Prompt :: According to the text on the Jimmie Rodgers discography, who organized the Bristol sessions where Rodgers made his first recording?

Article ::

The discography of Jimmie Rodgers is composed of 111 songs that spanned the blues, jazz and country music genres. His first recording was made on August 4, 1927, during the Bristol sessions. The sessions were organized by Ralph Peer, who became Rodgers' main producer. Rodgers enjoyed success. At the height of his career, he made US$75,000 () in royalties in 1929. After the Great Depression, his sales dropped to US$60,000 (). His last recording session took place in New York City on May 24, 1933. Rodgers died the same night at the Taft Hotel after years of suffering from tuberculosis.

Data listing ::
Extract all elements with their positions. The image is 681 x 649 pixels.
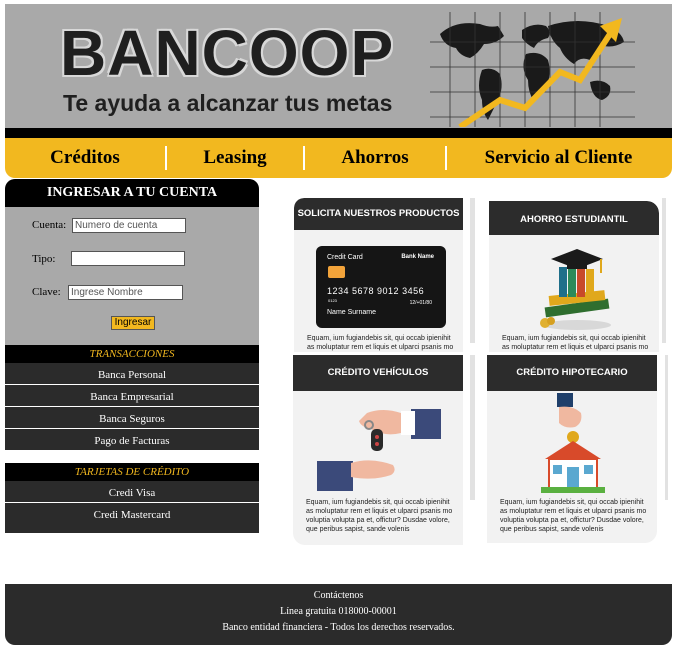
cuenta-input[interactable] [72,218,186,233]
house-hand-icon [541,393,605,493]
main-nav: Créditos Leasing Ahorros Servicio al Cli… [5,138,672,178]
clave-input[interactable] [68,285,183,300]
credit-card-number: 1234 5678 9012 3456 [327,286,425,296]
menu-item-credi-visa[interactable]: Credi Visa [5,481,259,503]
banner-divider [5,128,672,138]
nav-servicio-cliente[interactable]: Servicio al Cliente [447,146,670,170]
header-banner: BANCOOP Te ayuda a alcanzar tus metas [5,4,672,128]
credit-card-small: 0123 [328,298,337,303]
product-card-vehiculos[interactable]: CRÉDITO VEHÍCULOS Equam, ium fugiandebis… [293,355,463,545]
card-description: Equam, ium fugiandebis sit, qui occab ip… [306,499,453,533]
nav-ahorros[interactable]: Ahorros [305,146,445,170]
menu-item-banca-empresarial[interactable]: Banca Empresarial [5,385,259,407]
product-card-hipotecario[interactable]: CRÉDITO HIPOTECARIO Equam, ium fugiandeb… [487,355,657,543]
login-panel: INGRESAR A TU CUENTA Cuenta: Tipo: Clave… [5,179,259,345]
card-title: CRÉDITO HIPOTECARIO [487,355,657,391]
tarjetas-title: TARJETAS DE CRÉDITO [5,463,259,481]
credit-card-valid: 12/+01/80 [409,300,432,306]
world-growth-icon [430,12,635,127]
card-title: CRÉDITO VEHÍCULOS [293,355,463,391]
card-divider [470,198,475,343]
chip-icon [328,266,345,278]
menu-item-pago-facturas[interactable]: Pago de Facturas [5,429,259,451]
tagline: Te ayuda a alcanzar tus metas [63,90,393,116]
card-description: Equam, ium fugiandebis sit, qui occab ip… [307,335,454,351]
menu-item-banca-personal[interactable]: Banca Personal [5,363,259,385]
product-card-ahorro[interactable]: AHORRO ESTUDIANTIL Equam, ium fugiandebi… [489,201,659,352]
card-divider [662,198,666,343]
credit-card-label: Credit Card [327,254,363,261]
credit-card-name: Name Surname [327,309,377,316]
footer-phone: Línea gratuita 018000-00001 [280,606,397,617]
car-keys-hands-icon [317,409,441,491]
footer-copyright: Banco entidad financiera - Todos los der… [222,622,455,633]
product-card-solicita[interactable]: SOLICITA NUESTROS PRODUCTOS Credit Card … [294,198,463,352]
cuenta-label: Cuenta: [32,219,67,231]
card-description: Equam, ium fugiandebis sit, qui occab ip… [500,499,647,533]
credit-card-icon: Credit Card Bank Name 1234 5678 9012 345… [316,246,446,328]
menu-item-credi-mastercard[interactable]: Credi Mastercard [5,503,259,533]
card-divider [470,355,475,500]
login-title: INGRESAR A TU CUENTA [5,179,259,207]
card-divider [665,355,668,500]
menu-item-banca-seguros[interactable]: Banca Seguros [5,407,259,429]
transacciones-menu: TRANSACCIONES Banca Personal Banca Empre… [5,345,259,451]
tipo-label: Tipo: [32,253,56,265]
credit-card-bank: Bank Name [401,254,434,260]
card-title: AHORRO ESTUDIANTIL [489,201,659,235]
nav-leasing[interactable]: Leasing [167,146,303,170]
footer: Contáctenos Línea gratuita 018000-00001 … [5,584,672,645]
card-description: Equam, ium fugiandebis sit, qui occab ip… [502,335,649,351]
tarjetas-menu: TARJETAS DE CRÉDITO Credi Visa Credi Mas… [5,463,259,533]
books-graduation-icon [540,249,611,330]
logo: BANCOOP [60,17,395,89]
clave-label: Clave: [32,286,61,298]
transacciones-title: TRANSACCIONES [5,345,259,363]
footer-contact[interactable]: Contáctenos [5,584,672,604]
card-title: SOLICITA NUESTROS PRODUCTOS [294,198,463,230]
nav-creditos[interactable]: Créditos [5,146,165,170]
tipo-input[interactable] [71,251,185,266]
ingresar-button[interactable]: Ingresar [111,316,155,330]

Correct response :: Ralph Peer